> [WRITTEN INSTRUCTION]:
Wherever "title" appears in a line, list that line.

> [AVAILABLE RECORDS]:

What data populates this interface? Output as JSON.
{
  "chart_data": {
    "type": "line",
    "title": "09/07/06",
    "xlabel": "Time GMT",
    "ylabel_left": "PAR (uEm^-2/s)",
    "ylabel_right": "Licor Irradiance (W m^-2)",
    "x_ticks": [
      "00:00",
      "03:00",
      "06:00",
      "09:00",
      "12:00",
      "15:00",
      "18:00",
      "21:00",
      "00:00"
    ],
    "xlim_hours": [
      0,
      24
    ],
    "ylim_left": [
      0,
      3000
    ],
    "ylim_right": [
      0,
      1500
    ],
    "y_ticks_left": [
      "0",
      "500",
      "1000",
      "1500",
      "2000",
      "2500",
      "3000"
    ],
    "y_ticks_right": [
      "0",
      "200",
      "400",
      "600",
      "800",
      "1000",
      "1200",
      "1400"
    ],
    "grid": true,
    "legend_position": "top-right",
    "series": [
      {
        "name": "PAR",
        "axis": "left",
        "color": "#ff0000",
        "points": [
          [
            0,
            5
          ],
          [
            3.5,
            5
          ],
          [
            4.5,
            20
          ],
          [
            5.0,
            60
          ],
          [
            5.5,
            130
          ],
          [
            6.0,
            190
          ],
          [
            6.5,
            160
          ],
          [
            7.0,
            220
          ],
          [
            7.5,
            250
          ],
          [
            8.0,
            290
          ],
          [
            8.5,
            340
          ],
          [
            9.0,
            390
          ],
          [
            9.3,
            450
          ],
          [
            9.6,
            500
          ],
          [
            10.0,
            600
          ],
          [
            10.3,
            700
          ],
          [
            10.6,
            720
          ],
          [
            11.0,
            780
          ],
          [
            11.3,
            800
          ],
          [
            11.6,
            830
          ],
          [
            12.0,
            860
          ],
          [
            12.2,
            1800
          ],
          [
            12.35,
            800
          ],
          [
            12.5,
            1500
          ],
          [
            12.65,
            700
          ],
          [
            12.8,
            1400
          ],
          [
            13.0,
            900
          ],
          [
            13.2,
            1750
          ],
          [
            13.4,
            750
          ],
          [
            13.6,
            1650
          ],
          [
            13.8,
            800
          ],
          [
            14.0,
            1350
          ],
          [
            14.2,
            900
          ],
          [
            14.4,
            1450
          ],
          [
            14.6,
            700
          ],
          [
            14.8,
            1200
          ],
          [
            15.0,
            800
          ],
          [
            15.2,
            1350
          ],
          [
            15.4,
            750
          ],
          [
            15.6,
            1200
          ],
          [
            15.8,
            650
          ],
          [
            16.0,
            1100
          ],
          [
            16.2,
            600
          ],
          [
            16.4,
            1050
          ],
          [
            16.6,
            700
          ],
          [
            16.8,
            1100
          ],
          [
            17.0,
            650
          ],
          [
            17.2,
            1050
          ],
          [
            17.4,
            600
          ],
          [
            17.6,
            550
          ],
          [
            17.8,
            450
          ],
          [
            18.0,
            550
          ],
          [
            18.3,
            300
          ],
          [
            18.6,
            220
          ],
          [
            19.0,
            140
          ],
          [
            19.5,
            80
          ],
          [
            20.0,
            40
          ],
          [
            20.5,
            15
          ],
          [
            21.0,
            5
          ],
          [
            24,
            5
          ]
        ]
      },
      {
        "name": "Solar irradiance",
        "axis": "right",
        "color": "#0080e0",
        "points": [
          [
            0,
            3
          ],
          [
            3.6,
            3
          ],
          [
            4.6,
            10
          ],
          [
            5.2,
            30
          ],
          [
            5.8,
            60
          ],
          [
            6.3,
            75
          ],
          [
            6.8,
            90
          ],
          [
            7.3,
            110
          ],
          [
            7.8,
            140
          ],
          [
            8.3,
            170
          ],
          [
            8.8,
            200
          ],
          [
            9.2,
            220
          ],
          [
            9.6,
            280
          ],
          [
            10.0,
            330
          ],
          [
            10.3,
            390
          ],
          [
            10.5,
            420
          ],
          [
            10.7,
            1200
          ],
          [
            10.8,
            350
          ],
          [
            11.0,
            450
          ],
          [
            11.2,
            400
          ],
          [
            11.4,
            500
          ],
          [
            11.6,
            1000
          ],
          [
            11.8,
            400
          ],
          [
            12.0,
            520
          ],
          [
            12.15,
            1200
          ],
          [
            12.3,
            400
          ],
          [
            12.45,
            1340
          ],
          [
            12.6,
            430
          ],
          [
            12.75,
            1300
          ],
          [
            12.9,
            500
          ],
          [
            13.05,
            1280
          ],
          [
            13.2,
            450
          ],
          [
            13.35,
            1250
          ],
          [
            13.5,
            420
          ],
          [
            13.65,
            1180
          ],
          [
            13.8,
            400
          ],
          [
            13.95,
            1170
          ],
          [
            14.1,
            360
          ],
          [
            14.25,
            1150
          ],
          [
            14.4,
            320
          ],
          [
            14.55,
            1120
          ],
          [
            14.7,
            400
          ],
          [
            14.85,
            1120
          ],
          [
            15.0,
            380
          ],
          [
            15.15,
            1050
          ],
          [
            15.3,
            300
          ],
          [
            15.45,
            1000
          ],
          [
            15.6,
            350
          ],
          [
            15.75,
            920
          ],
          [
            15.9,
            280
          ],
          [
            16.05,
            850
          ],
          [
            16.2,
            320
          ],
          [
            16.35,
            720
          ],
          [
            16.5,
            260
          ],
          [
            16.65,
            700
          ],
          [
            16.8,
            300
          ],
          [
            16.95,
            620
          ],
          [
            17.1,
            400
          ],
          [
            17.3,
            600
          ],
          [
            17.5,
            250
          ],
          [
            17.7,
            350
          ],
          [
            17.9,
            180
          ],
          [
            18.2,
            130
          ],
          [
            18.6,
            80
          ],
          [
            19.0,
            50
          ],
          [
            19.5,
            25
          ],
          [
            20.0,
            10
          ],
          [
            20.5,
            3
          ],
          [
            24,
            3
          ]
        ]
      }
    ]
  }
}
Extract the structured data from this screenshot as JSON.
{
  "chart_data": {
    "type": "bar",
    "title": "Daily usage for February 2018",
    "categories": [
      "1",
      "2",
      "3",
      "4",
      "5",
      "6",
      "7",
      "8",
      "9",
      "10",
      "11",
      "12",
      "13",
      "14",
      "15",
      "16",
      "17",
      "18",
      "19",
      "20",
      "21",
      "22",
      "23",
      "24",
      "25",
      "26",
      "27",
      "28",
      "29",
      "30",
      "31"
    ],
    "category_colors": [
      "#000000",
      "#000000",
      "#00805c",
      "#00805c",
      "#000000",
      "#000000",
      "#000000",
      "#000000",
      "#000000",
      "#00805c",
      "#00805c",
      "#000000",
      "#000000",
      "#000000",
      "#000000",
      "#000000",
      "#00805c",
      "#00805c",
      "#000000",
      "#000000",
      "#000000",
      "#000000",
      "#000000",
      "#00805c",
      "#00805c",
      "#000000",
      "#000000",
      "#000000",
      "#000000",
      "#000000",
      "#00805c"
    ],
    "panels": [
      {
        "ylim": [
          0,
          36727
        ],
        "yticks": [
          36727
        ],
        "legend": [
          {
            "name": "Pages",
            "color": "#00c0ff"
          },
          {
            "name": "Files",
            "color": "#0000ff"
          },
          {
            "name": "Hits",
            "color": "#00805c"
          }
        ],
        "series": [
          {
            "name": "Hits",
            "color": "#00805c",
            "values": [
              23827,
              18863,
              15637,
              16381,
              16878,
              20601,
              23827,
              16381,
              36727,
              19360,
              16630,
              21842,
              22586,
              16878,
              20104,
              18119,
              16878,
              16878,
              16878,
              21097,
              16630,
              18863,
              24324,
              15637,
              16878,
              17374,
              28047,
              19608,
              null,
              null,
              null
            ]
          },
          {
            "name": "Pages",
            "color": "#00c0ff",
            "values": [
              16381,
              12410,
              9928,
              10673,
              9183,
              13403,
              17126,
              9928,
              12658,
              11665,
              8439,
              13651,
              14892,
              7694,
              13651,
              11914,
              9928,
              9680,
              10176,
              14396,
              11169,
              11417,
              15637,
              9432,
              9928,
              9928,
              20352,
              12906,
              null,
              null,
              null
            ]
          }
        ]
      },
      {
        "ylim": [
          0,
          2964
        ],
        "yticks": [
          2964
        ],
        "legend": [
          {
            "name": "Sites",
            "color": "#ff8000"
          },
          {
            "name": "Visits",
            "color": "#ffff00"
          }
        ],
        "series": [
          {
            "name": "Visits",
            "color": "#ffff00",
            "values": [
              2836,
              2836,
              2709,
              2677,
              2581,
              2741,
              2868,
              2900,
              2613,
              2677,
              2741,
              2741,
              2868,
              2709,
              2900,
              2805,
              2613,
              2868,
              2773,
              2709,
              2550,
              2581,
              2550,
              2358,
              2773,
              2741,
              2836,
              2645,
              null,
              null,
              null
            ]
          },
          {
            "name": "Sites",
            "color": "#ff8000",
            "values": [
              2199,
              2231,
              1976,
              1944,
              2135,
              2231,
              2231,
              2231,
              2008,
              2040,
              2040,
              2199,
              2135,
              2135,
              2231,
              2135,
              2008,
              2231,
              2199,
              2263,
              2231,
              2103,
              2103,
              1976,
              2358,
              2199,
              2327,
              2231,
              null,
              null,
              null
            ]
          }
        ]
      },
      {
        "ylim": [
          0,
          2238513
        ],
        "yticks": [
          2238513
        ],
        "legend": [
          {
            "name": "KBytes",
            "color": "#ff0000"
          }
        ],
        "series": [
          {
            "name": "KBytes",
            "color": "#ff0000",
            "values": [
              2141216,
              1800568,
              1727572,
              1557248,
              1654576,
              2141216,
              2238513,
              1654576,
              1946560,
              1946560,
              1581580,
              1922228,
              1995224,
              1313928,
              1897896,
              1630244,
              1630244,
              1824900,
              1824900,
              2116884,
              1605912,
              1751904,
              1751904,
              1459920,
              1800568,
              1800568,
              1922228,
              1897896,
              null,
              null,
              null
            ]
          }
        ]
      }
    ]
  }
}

> [THE RESPONSE]:
    "title": "09/07/06",
    "title": "Daily usage for February 2018",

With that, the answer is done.